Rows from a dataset
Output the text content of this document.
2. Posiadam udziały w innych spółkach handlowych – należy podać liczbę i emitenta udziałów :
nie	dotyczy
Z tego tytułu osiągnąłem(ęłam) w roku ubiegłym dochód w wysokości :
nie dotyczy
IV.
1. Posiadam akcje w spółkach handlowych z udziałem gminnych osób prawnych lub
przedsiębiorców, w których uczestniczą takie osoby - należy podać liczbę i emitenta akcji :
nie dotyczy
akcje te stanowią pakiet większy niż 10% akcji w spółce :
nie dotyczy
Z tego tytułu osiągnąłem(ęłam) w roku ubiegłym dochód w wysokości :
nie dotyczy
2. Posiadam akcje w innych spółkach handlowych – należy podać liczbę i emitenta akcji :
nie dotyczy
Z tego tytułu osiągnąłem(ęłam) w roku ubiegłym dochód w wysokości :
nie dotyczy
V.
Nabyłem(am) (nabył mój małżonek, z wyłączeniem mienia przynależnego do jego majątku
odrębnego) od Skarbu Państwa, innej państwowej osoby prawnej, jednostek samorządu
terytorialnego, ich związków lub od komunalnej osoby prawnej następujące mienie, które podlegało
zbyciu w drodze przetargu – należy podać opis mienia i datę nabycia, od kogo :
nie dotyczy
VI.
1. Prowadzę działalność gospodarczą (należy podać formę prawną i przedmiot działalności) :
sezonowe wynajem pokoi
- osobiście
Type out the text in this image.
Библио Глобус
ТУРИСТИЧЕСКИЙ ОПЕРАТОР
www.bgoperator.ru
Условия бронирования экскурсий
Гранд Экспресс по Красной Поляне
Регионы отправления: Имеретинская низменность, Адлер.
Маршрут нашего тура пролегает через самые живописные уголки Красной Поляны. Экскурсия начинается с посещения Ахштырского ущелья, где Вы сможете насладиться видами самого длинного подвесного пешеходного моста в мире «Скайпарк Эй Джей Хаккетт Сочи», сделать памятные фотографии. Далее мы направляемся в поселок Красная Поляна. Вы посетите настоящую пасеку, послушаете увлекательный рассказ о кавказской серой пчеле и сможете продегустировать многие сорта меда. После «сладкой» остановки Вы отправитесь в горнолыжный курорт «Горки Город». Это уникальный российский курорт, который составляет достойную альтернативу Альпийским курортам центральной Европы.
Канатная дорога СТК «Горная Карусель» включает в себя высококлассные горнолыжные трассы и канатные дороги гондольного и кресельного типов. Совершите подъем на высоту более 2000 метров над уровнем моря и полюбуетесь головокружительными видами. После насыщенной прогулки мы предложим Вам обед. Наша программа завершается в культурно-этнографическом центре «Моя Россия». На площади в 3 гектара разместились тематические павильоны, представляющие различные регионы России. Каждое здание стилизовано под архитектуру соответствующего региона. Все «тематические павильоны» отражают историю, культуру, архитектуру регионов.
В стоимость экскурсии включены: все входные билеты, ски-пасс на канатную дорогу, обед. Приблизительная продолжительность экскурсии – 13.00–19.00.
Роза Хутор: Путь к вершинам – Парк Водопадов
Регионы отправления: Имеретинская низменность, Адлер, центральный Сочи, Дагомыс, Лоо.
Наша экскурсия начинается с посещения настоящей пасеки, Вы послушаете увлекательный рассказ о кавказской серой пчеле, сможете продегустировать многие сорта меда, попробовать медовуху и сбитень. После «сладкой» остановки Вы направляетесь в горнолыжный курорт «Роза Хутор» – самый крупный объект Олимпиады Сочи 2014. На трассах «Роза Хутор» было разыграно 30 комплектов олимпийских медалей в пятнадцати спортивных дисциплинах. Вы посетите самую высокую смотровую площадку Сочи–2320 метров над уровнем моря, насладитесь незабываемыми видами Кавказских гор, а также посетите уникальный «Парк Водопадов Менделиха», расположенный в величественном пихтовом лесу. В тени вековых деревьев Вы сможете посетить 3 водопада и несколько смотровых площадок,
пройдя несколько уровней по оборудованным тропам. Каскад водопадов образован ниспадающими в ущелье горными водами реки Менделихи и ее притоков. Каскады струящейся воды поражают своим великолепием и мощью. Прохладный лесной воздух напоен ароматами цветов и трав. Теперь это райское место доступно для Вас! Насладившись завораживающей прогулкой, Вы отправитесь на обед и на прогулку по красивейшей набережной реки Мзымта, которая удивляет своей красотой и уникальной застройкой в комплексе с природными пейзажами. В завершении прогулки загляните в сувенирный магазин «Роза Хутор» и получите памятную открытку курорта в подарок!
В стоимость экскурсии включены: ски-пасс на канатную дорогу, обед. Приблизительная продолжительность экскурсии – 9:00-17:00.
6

Exercise objective> The listing above must be transcribed exactly, line by line.

Expected output>
Output the text content of this document.
2. Posiadam udziały w innych spółkach handlowych – należy podać liczbę i emitenta udziałów :
nie	dotyczy
Z tego tytułu osiągnąłem(ęłam) w roku ubiegłym dochód w wysokości :
nie dotyczy
IV.
1. Posiadam akcje w spółkach handlowych z udziałem gminnych osób prawnych lub
przedsiębiorców, w których uczestniczą takie osoby - należy podać liczbę i emitenta akcji :
nie dotyczy
akcje te stanowią pakiet większy niż 10% akcji w spółce :
nie dotyczy
Z tego tytułu osiągnąłem(ęłam) w roku ubiegłym dochód w wysokości :
nie dotyczy
2. Posiadam akcje w innych spółkach handlowych – należy podać liczbę i emitenta akcji :
nie dotyczy
Z tego tytułu osiągnąłem(ęłam) w roku ubiegłym dochód w wysokości :
nie dotyczy
V.
Nabyłem(am) (nabył mój małżonek, z wyłączeniem mienia przynależnego do jego majątku
odrębnego) od Skarbu Państwa, innej państwowej osoby prawnej, jednostek samorządu
terytorialnego, ich związków lub od komunalnej osoby prawnej następujące mienie, które podlegało
zbyciu w drodze przetargu – należy podać opis mienia i datę nabycia, od kogo :
nie dotyczy
VI.
1. Prowadzę działalność gospodarczą (należy podać formę prawną i przedmiot działalności) :
sezonowe wynajem pokoi
- osobiście
Type out the text in this image.
Библио Глобус
ТУРИСТИЧЕСКИЙ ОПЕРАТОР
www.bgoperator.ru
Условия бронирования экскурсий
Гранд Экспресс по Красной Поляне
Регионы отправления: Имеретинская низменность, Адлер.
Маршрут нашего тура пролегает через самые живописные уголки Красной Поляны. Экскурсия начинается с посещения Ахштырского ущелья, где Вы сможете насладиться видами самого длинного подвесного пешеходного моста в мире «Скайпарк Эй Джей Хаккетт Сочи», сделать памятные фотографии. Далее мы направляемся в поселок Красная Поляна. Вы посетите настоящую пасеку, послушаете увлекательный рассказ о кавказской серой пчеле и сможете продегустировать многие сорта меда. После «сладкой» остановки Вы отправитесь в горнолыжный курорт «Горки Город». Это уникальный российский курорт, который составляет достойную альтернативу Альпийским курортам центральной Европы.
Канатная дорога СТК «Горная Карусель» включает в себя высококлассные горнолыжные трассы и канатные дороги гондольного и кресельного типов. Совершите подъем на высоту более 2000 метров над уровнем моря и полюбуетесь головокружительными видами. После насыщенной прогулки мы предложим Вам обед. Наша программа завершается в культурно-этнографическом центре «Моя Россия». На площади в 3 гектара разместились тематические павильоны, представляющие различные регионы России. Каждое здание стилизовано под архитектуру соответствующего региона. Все «тематические павильоны» отражают историю, культуру, архитектуру регионов.
В стоимость экскурсии включены: все входные билеты, ски-пасс на канатную дорогу, обед. Приблизительная продолжительность экскурсии – 13.00–19.00.
Роза Хутор: Путь к вершинам – Парк Водопадов
Регионы отправления: Имеретинская низменность, Адлер, центральный Сочи, Дагомыс, Лоо.
Наша экскурсия начинается с посещения настоящей пасеки, Вы послушаете увлекательный рассказ о кавказской серой пчеле, сможете продегустировать многие сорта меда, попробовать медовуху и сбитень. После «сладкой» остановки Вы направляетесь в горнолыжный курорт «Роза Хутор» – самый крупный объект Олимпиады Сочи 2014. На трассах «Роза Хутор» было разыграно 30 комплектов олимпийских медалей в пятнадцати спортивных дисциплинах. Вы посетите самую высокую смотровую площадку Сочи–2320 метров над уровнем моря, насладитесь незабываемыми видами Кавказских гор, а также посетите уникальный «Парк Водопадов Менделиха», расположенный в величественном пихтовом лесу. В тени вековых деревьев Вы сможете посетить 3 водопада и несколько смотровых площадок,
пройдя несколько уровней по оборудованным тропам. Каскад водопадов образован ниспадающими в ущелье горными водами реки Менделихи и ее притоков. Каскады струящейся воды поражают своим великолепием и мощью. Прохладный лесной воздух напоен ароматами цветов и трав. Теперь это райское место доступно для Вас! Насладившись завораживающей прогулкой, Вы отправитесь на обед и на прогулку по красивейшей набережной реки Мзымта, которая удивляет своей красотой и уникальной застройкой в комплексе с природными пейзажами. В завершении прогулки загляните в сувенирный магазин «Роза Хутор» и получите памятную открытку курорта в подарок!
В стоимость экскурсии включены: ски-пасс на канатную дорогу, обед. Приблизительная продолжительность экскурсии – 9:00-17:00.
6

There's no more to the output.